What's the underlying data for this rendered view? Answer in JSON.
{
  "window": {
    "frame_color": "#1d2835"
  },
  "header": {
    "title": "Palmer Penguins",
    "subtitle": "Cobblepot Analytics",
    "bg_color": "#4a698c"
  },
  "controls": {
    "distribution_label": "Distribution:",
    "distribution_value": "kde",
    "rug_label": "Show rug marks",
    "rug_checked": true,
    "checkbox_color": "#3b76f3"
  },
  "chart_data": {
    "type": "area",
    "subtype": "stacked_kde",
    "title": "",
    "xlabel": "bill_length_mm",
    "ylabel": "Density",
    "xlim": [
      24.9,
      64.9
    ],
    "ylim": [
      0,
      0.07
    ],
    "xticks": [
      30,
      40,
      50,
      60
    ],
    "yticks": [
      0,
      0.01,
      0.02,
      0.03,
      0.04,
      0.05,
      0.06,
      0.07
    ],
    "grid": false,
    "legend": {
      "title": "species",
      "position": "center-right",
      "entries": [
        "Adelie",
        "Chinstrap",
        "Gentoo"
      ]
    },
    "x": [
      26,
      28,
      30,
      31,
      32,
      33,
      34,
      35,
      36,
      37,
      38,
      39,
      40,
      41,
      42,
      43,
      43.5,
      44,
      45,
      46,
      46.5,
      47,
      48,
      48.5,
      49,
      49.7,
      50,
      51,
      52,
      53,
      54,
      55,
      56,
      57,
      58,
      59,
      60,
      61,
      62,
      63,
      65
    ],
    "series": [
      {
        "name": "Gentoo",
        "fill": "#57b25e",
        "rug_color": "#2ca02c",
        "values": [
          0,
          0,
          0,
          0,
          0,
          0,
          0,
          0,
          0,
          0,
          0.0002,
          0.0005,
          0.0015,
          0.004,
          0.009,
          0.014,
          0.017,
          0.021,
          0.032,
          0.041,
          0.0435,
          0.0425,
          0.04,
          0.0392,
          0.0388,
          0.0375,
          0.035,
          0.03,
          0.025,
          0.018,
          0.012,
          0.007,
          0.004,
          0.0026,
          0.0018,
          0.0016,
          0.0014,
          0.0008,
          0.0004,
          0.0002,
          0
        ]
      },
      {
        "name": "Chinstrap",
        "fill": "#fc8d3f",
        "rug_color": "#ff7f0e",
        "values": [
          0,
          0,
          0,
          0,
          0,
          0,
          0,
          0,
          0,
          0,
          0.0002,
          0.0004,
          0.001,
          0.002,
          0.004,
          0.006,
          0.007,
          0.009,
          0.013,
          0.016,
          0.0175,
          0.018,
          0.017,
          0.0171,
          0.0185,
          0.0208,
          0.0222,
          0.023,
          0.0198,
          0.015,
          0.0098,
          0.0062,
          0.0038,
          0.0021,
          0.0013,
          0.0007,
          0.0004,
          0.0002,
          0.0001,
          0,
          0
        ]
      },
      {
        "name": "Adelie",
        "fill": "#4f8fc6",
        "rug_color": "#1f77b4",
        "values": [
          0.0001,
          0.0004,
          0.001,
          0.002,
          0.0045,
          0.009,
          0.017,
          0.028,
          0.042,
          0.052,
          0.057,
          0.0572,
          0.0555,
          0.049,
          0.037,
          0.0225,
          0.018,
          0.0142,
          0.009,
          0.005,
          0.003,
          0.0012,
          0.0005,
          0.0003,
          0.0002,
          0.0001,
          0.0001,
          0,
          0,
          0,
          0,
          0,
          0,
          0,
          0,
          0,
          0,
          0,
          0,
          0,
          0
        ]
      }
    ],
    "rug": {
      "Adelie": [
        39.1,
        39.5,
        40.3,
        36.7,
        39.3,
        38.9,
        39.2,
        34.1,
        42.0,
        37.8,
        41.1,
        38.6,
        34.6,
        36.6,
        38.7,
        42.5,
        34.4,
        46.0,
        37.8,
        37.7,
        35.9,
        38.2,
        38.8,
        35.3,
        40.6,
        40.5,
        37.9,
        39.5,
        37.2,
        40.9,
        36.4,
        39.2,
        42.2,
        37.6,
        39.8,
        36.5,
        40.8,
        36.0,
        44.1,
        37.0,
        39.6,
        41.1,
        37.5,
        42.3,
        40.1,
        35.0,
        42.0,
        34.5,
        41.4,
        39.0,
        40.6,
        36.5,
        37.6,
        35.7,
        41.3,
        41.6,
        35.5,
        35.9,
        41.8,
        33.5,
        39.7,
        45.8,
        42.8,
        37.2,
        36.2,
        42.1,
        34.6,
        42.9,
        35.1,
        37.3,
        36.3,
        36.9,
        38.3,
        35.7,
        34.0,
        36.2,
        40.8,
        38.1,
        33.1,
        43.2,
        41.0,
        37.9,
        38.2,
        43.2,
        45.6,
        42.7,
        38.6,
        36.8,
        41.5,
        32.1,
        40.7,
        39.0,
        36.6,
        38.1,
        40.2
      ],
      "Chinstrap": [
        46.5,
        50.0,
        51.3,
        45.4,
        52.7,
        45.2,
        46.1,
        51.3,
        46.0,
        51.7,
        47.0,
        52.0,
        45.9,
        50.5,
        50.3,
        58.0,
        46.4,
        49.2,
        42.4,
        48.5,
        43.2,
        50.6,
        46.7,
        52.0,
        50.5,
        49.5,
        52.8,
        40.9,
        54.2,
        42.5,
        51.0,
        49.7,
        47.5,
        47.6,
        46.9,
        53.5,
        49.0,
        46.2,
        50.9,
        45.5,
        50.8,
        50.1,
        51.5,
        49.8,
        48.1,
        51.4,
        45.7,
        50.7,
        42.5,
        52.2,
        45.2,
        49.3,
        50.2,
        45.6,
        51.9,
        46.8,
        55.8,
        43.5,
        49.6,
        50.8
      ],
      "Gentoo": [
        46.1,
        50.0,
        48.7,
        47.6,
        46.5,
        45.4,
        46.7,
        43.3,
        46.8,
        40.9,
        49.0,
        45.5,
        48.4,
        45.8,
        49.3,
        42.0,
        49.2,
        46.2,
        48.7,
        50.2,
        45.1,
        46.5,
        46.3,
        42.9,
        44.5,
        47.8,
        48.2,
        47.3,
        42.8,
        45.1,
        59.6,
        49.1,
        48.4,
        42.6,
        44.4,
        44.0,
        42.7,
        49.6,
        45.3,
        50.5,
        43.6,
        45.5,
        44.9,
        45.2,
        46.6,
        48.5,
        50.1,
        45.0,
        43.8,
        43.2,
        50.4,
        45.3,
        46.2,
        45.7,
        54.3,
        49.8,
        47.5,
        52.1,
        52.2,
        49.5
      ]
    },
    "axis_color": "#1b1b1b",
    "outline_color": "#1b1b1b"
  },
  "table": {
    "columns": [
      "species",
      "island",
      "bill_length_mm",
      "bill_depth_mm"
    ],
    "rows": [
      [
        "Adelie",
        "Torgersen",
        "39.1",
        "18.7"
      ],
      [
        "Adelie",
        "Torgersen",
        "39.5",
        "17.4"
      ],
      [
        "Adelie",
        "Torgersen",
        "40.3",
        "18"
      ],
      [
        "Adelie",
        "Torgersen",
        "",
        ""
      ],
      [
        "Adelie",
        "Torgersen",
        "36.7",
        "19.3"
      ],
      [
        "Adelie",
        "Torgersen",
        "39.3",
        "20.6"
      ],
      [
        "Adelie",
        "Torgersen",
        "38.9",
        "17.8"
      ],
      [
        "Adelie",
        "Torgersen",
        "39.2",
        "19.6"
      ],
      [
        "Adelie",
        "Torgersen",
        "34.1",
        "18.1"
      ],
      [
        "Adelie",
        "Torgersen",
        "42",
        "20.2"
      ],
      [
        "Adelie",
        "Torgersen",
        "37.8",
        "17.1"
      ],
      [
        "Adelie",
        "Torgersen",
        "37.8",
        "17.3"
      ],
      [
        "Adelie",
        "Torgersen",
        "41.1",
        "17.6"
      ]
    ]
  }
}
+-------+
Reproduce the material above, every line of it, exactly.

What's the underlying data for this rendered view? Answer in JSON.
{
  "window": {
    "frame_color": "#1d2835"
  },
  "header": {
    "title": "Palmer Penguins",
    "subtitle": "Cobblepot Analytics",
    "bg_color": "#4a698c"
  },
  "controls": {
    "distribution_label": "Distribution:",
    "distribution_value": "kde",
    "rug_label": "Show rug marks",
    "rug_checked": true,
    "checkbox_color": "#3b76f3"
  },
  "chart_data": {
    "type": "area",
    "subtype": "stacked_kde",
    "title": "",
    "xlabel": "bill_length_mm",
    "ylabel": "Density",
    "xlim": [
      24.9,
      64.9
    ],
    "ylim": [
      0,
      0.07
    ],
    "xticks": [
      30,
      40,
      50,
      60
    ],
    "yticks": [
      0,
      0.01,
      0.02,
      0.03,
      0.04,
      0.05,
      0.06,
      0.07
    ],
    "grid": false,
    "legend": {
      "title": "species",
      "position": "center-right",
      "entries": [
        "Adelie",
        "Chinstrap",
        "Gentoo"
      ]
    },
    "x": [
      26,
      28,
      30,
      31,
      32,
      33,
      34,
      35,
      36,
      37,
      38,
      39,
      40,
      41,
      42,
      43,
      43.5,
      44,
      45,
      46,
      46.5,
      47,
      48,
      48.5,
      49,
      49.7,
      50,
      51,
      52,
      53,
      54,
      55,
      56,
      57,
      58,
      59,
      60,
      61,
      62,
      63,
      65
    ],
    "series": [
      {
        "name": "Gentoo",
        "fill": "#57b25e",
        "rug_color": "#2ca02c",
        "values": [
          0,
          0,
          0,
          0,
          0,
          0,
          0,
          0,
          0,
          0,
          0.0002,
          0.0005,
          0.0015,
          0.004,
          0.009,
          0.014,
          0.017,
          0.021,
          0.032,
          0.041,
          0.0435,
          0.0425,
          0.04,
          0.0392,
          0.0388,
          0.0375,
          0.035,
          0.03,
          0.025,
          0.018,
          0.012,
          0.007,
          0.004,
          0.0026,
          0.0018,
          0.0016,
          0.0014,
          0.0008,
          0.0004,
          0.0002,
          0
        ]
      },
      {
        "name": "Chinstrap",
        "fill": "#fc8d3f",
        "rug_color": "#ff7f0e",
        "values": [
          0,
          0,
          0,
          0,
          0,
          0,
          0,
          0,
          0,
          0,
          0.0002,
          0.0004,
          0.001,
          0.002,
          0.004,
          0.006,
          0.007,
          0.009,
          0.013,
          0.016,
          0.0175,
          0.018,
          0.017,
          0.0171,
          0.0185,
          0.0208,
          0.0222,
          0.023,
          0.0198,
          0.015,
          0.0098,
          0.0062,
          0.0038,
          0.0021,
          0.0013,
          0.0007,
          0.0004,
          0.0002,
          0.0001,
          0,
          0
        ]
      },
      {
        "name": "Adelie",
        "fill": "#4f8fc6",
        "rug_color": "#1f77b4",
        "values": [
          0.0001,
          0.0004,
          0.001,
          0.002,
          0.0045,
          0.009,
          0.017,
          0.028,
          0.042,
          0.052,
          0.057,
          0.0572,
          0.0555,
          0.049,
          0.037,
          0.0225,
          0.018,
          0.0142,
          0.009,
          0.005,
          0.003,
          0.0012,
          0.0005,
          0.0003,
          0.0002,
          0.0001,
          0.0001,
          0,
          0,
          0,
          0,
          0,
          0,
          0,
          0,
          0,
          0,
          0,
          0,
          0,
          0
        ]
      }
    ],
    "rug": {
      "Adelie": [
        39.1,
        39.5,
        40.3,
        36.7,
        39.3,
        38.9,
        39.2,
        34.1,
        42.0,
        37.8,
        41.1,
        38.6,
        34.6,
        36.6,
        38.7,
        42.5,
        34.4,
        46.0,
        37.8,
        37.7,
        35.9,
        38.2,
        38.8,
        35.3,
        40.6,
        40.5,
        37.9,
        39.5,
        37.2,
        40.9,
        36.4,
        39.2,
        42.2,
        37.6,
        39.8,
        36.5,
        40.8,
        36.0,
        44.1,
        37.0,
        39.6,
        41.1,
        37.5,
        42.3,
        40.1,
        35.0,
        42.0,
        34.5,
        41.4,
        39.0,
        40.6,
        36.5,
        37.6,
        35.7,
        41.3,
        41.6,
        35.5,
        35.9,
        41.8,
        33.5,
        39.7,
        45.8,
        42.8,
        37.2,
        36.2,
        42.1,
        34.6,
        42.9,
        35.1,
        37.3,
        36.3,
        36.9,
        38.3,
        35.7,
        34.0,
        36.2,
        40.8,
        38.1,
        33.1,
        43.2,
        41.0,
        37.9,
        38.2,
        43.2,
        45.6,
        42.7,
        38.6,
        36.8,
        41.5,
        32.1,
        40.7,
        39.0,
        36.6,
        38.1,
        40.2
      ],
      "Chinstrap": [
        46.5,
        50.0,
        51.3,
        45.4,
        52.7,
        45.2,
        46.1,
        51.3,
        46.0,
        51.7,
        47.0,
        52.0,
        45.9,
        50.5,
        50.3,
        58.0,
        46.4,
        49.2,
        42.4,
        48.5,
        43.2,
        50.6,
        46.7,
        52.0,
        50.5,
        49.5,
        52.8,
        40.9,
        54.2,
        42.5,
        51.0,
        49.7,
        47.5,
        47.6,
        46.9,
        53.5,
        49.0,
        46.2,
        50.9,
        45.5,
        50.8,
        50.1,
        51.5,
        49.8,
        48.1,
        51.4,
        45.7,
        50.7,
        42.5,
        52.2,
        45.2,
        49.3,
        50.2,
        45.6,
        51.9,
        46.8,
        55.8,
        43.5,
        49.6,
        50.8
      ],
      "Gentoo": [
        46.1,
        50.0,
        48.7,
        47.6,
        46.5,
        45.4,
        46.7,
        43.3,
        46.8,
        40.9,
        49.0,
        45.5,
        48.4,
        45.8,
        49.3,
        42.0,
        49.2,
        46.2,
        48.7,
        50.2,
        45.1,
        46.5,
        46.3,
        42.9,
        44.5,
        47.8,
        48.2,
        47.3,
        42.8,
        45.1,
        59.6,
        49.1,
        48.4,
        42.6,
        44.4,
        44.0,
        42.7,
        49.6,
        45.3,
        50.5,
        43.6,
        45.5,
        44.9,
        45.2,
        46.6,
        48.5,
        50.1,
        45.0,
        43.8,
        43.2,
        50.4,
        45.3,
        46.2,
        45.7,
        54.3,
        49.8,
        47.5,
        52.1,
        52.2,
        49.5
      ]
    },
    "axis_color": "#1b1b1b",
    "outline_color": "#1b1b1b"
  },
  "table": {
    "columns": [
      "species",
      "island",
      "bill_length_mm",
      "bill_depth_mm"
    ],
    "rows": [
      [
        "Adelie",
        "Torgersen",
        "39.1",
        "18.7"
      ],
      [
        "Adelie",
        "Torgersen",
        "39.5",
        "17.4"
      ],
      [
        "Adelie",
        "Torgersen",
        "40.3",
        "18"
      ],
      [
        "Adelie",
        "Torgersen",
        "",
        ""
      ],
      [
        "Adelie",
        "Torgersen",
        "36.7",
        "19.3"
      ],
      [
        "Adelie",
        "Torgersen",
        "39.3",
        "20.6"
      ],
      [
        "Adelie",
        "Torgersen",
        "38.9",
        "17.8"
      ],
      [
        "Adelie",
        "Torgersen",
        "39.2",
        "19.6"
      ],
      [
        "Adelie",
        "Torgersen",
        "34.1",
        "18.1"
      ],
      [
        "Adelie",
        "Torgersen",
        "42",
        "20.2"
      ],
      [
        "Adelie",
        "Torgersen",
        "37.8",
        "17.1"
      ],
      [
        "Adelie",
        "Torgersen",
        "37.8",
        "17.3"
      ],
      [
        "Adelie",
        "Torgersen",
        "41.1",
        "17.6"
      ]
    ]
  }
}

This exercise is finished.